*Problem description*.
With the pictures left out, copy the listing below exactly.

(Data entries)
──────────────────────────────
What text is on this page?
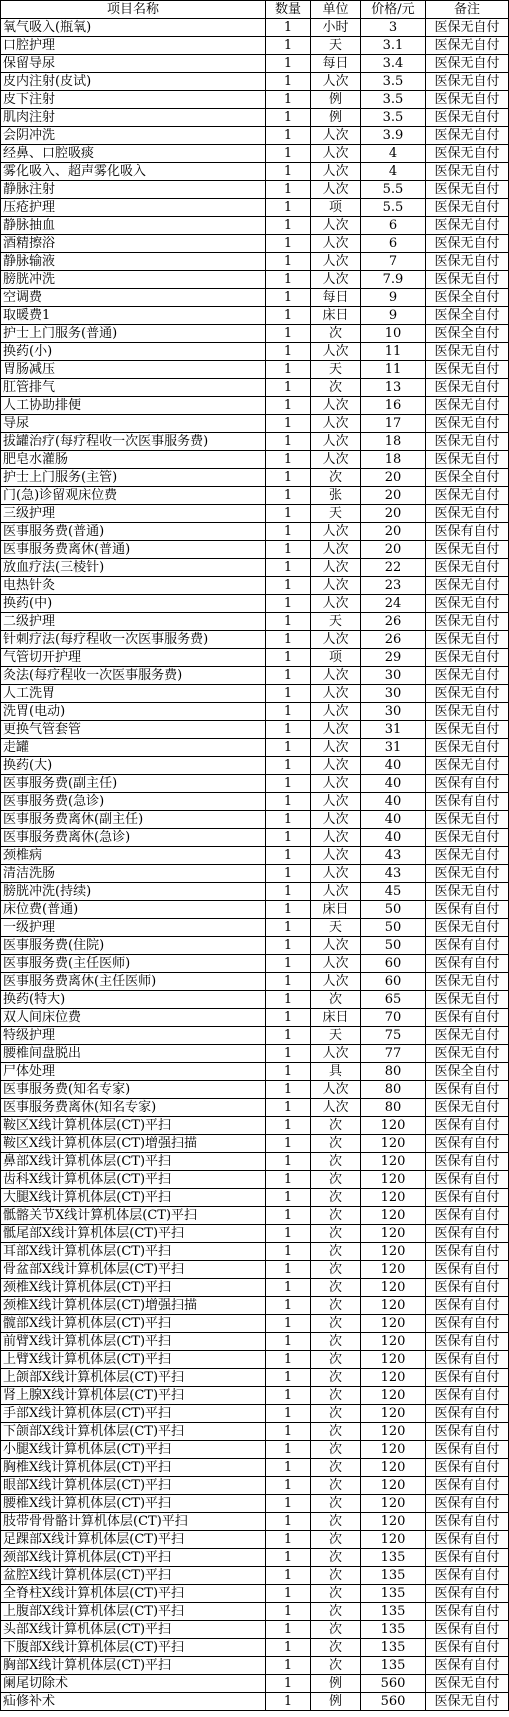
项目名称	数量	单位	价格/元	备注
氧气吸入(瓶氧)	1	小时	3	医保无自付
口腔护理	1	天	3.1	医保无自付
保留导尿	1	每日	3.4	医保无自付
皮内注射(皮试)	1	人次	3.5	医保无自付
皮下注射	1	例	3.5	医保无自付
肌肉注射	1	例	3.5	医保无自付
会阴冲洗	1	人次	3.9	医保无自付
经鼻、口腔吸痰	1	人次	4	医保无自付
雾化吸入、超声雾化吸入	1	人次	4	医保无自付
静脉注射	1	人次	5.5	医保无自付
压疮护理	1	项	5.5	医保无自付
静脉抽血	1	人次	6	医保无自付
酒精擦浴	1	人次	6	医保无自付
静脉输液	1	人次	7	医保无自付
膀胱冲洗	1	人次	7.9	医保无自付
空调费	1	每日	9	医保全自付
取暖费1	1	床日	9	医保全自付
护士上门服务(普通)	1	次	10	医保全自付
换药(小)	1	人次	11	医保无自付
胃肠减压	1	天	11	医保无自付
肛管排气	1	次	13	医保无自付
人工协助排便	1	人次	16	医保无自付
导尿	1	人次	17	医保无自付
拔罐治疗(每疗程收一次医事服务费)	1	人次	18	医保无自付
肥皂水灌肠	1	人次	18	医保无自付
护士上门服务(主管)	1	次	20	医保全自付
门(急)诊留观床位费	1	张	20	医保无自付
三级护理	1	天	20	医保无自付
医事服务费(普通)	1	人次	20	医保有自付
医事服务费离休(普通)	1	人次	20	医保无自付
放血疗法(三棱针)	1	人次	22	医保无自付
电热针灸	1	人次	23	医保无自付
换药(中)	1	人次	24	医保无自付
二级护理	1	天	26	医保无自付
针刺疗法(每疗程收一次医事服务费)	1	人次	26	医保无自付
气管切开护理	1	项	29	医保无自付
灸法(每疗程收一次医事服务费)	1	人次	30	医保无自付
人工洗胃	1	人次	30	医保无自付
洗胃(电动)	1	人次	30	医保无自付
更换气管套管	1	人次	31	医保无自付
走罐	1	人次	31	医保无自付
换药(大)	1	人次	40	医保无自付
医事服务费(副主任)	1	人次	40	医保有自付
医事服务费(急诊)	1	人次	40	医保有自付
医事服务费离休(副主任)	1	人次	40	医保无自付
医事服务费离休(急诊)	1	人次	40	医保无自付
颈椎病	1	人次	43	医保无自付
清洁洗肠	1	人次	43	医保无自付
膀胱冲洗(持续)	1	人次	45	医保无自付
床位费(普通)	1	床日	50	医保有自付
一级护理	1	天	50	医保无自付
医事服务费(住院)	1	人次	50	医保有自付
医事服务费(主任医师)	1	人次	60	医保有自付
医事服务费离休(主任医师)	1	人次	60	医保无自付
换药(特大)	1	次	65	医保无自付
双人间床位费	1	床日	70	医保有自付
特级护理	1	天	75	医保无自付
腰椎间盘脱出	1	人次	77	医保无自付
尸体处理	1	具	80	医保全自付
医事服务费(知名专家)	1	人次	80	医保有自付
医事服务费离休(知名专家)	1	人次	80	医保无自付
鞍区X线计算机体层(CT)平扫	1	次	120	医保有自付
鞍区X线计算机体层(CT)增强扫描	1	次	120	医保有自付
鼻部X线计算机体层(CT)平扫	1	次	120	医保有自付
齿科X线计算机体层(CT)平扫	1	次	120	医保有自付
大腿X线计算机体层(CT)平扫	1	次	120	医保有自付
骶髂关节X线计算机体层(CT)平扫	1	次	120	医保有自付
骶尾部X线计算机体层(CT)平扫	1	次	120	医保有自付
耳部X线计算机体层(CT)平扫	1	次	120	医保有自付
骨盆部X线计算机体层(CT)平扫	1	次	120	医保有自付
颈椎X线计算机体层(CT)平扫	1	次	120	医保有自付
颈椎X线计算机体层(CT)增强扫描	1	次	120	医保有自付
髋部X线计算机体层(CT)平扫	1	次	120	医保有自付
前臂X线计算机体层(CT)平扫	1	次	120	医保有自付
上臂X线计算机体层(CT)平扫	1	次	120	医保有自付
上颌部X线计算机体层(CT)平扫	1	次	120	医保有自付
肾上腺X线计算机体层(CT)平扫	1	次	120	医保有自付
手部X线计算机体层(CT)平扫	1	次	120	医保有自付
下颌部X线计算机体层(CT)平扫	1	次	120	医保有自付
小腿X线计算机体层(CT)平扫	1	次	120	医保有自付
胸椎X线计算机体层(CT)平扫	1	次	120	医保有自付
眼部X线计算机体层(CT)平扫	1	次	120	医保有自付
腰椎X线计算机体层(CT)平扫	1	次	120	医保有自付
肢带骨骨骼计算机体层(CT)平扫	1	次	120	医保有自付
足踝部X线计算机体层(CT)平扫	1	次	120	医保有自付
颈部X线计算机体层(CT)平扫	1	次	135	医保有自付
盆腔X线计算机体层(CT)平扫	1	次	135	医保有自付
全脊柱X线计算机体层(CT)平扫	1	次	135	医保有自付
上腹部X线计算机体层(CT)平扫	1	次	135	医保有自付
头部X线计算机体层(CT)平扫	1	次	135	医保有自付
下腹部X线计算机体层(CT)平扫	1	次	135	医保有自付
胸部X线计算机体层(CT)平扫	1	次	135	医保有自付
阑尾切除术	1	例	560	医保无自付
疝修补术	1	例	560	医保无自付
──────────────────────────────
*Response*.
What text is on this page?
项目名称	数量	单位	价格/元	备注
氧气吸入(瓶氧)	1	小时	3	医保无自付
口腔护理	1	天	3.1	医保无自付
保留导尿	1	每日	3.4	医保无自付
皮内注射(皮试)	1	人次	3.5	医保无自付
皮下注射	1	例	3.5	医保无自付
肌肉注射	1	例	3.5	医保无自付
会阴冲洗	1	人次	3.9	医保无自付
经鼻、口腔吸痰	1	人次	4	医保无自付
雾化吸入、超声雾化吸入	1	人次	4	医保无自付
静脉注射	1	人次	5.5	医保无自付
压疮护理	1	项	5.5	医保无自付
静脉抽血	1	人次	6	医保无自付
酒精擦浴	1	人次	6	医保无自付
静脉输液	1	人次	7	医保无自付
膀胱冲洗	1	人次	7.9	医保无自付
空调费	1	每日	9	医保全自付
取暖费1	1	床日	9	医保全自付
护士上门服务(普通)	1	次	10	医保全自付
换药(小)	1	人次	11	医保无自付
胃肠减压	1	天	11	医保无自付
肛管排气	1	次	13	医保无自付
人工协助排便	1	人次	16	医保无自付
导尿	1	人次	17	医保无自付
拔罐治疗(每疗程收一次医事服务费)	1	人次	18	医保无自付
肥皂水灌肠	1	人次	18	医保无自付
护士上门服务(主管)	1	次	20	医保全自付
门(急)诊留观床位费	1	张	20	医保无自付
三级护理	1	天	20	医保无自付
医事服务费(普通)	1	人次	20	医保有自付
医事服务费离休(普通)	1	人次	20	医保无自付
放血疗法(三棱针)	1	人次	22	医保无自付
电热针灸	1	人次	23	医保无自付
换药(中)	1	人次	24	医保无自付
二级护理	1	天	26	医保无自付
针刺疗法(每疗程收一次医事服务费)	1	人次	26	医保无自付
气管切开护理	1	项	29	医保无自付
灸法(每疗程收一次医事服务费)	1	人次	30	医保无自付
人工洗胃	1	人次	30	医保无自付
洗胃(电动)	1	人次	30	医保无自付
更换气管套管	1	人次	31	医保无自付
走罐	1	人次	31	医保无自付
换药(大)	1	人次	40	医保无自付
医事服务费(副主任)	1	人次	40	医保有自付
医事服务费(急诊)	1	人次	40	医保有自付
医事服务费离休(副主任)	1	人次	40	医保无自付
医事服务费离休(急诊)	1	人次	40	医保无自付
颈椎病	1	人次	43	医保无自付
清洁洗肠	1	人次	43	医保无自付
膀胱冲洗(持续)	1	人次	45	医保无自付
床位费(普通)	1	床日	50	医保有自付
一级护理	1	天	50	医保无自付
医事服务费(住院)	1	人次	50	医保有自付
医事服务费(主任医师)	1	人次	60	医保有自付
医事服务费离休(主任医师)	1	人次	60	医保无自付
换药(特大)	1	次	65	医保无自付
双人间床位费	1	床日	70	医保有自付
特级护理	1	天	75	医保无自付
腰椎间盘脱出	1	人次	77	医保无自付
尸体处理	1	具	80	医保全自付
医事服务费(知名专家)	1	人次	80	医保有自付
医事服务费离休(知名专家)	1	人次	80	医保无自付
鞍区X线计算机体层(CT)平扫	1	次	120	医保有自付
鞍区X线计算机体层(CT)增强扫描	1	次	120	医保有自付
鼻部X线计算机体层(CT)平扫	1	次	120	医保有自付
齿科X线计算机体层(CT)平扫	1	次	120	医保有自付
大腿X线计算机体层(CT)平扫	1	次	120	医保有自付
骶髂关节X线计算机体层(CT)平扫	1	次	120	医保有自付
骶尾部X线计算机体层(CT)平扫	1	次	120	医保有自付
耳部X线计算机体层(CT)平扫	1	次	120	医保有自付
骨盆部X线计算机体层(CT)平扫	1	次	120	医保有自付
颈椎X线计算机体层(CT)平扫	1	次	120	医保有自付
颈椎X线计算机体层(CT)增强扫描	1	次	120	医保有自付
髋部X线计算机体层(CT)平扫	1	次	120	医保有自付
前臂X线计算机体层(CT)平扫	1	次	120	医保有自付
上臂X线计算机体层(CT)平扫	1	次	120	医保有自付
上颌部X线计算机体层(CT)平扫	1	次	120	医保有自付
肾上腺X线计算机体层(CT)平扫	1	次	120	医保有自付
手部X线计算机体层(CT)平扫	1	次	120	医保有自付
下颌部X线计算机体层(CT)平扫	1	次	120	医保有自付
小腿X线计算机体层(CT)平扫	1	次	120	医保有自付
胸椎X线计算机体层(CT)平扫	1	次	120	医保有自付
眼部X线计算机体层(CT)平扫	1	次	120	医保有自付
腰椎X线计算机体层(CT)平扫	1	次	120	医保有自付
肢带骨骨骼计算机体层(CT)平扫	1	次	120	医保有自付
足踝部X线计算机体层(CT)平扫	1	次	120	医保有自付
颈部X线计算机体层(CT)平扫	1	次	135	医保有自付
盆腔X线计算机体层(CT)平扫	1	次	135	医保有自付
全脊柱X线计算机体层(CT)平扫	1	次	135	医保有自付
上腹部X线计算机体层(CT)平扫	1	次	135	医保有自付
头部X线计算机体层(CT)平扫	1	次	135	医保有自付
下腹部X线计算机体层(CT)平扫	1	次	135	医保有自付
胸部X线计算机体层(CT)平扫	1	次	135	医保有自付
阑尾切除术	1	例	560	医保无自付
疝修补术	1	例	560	医保无自付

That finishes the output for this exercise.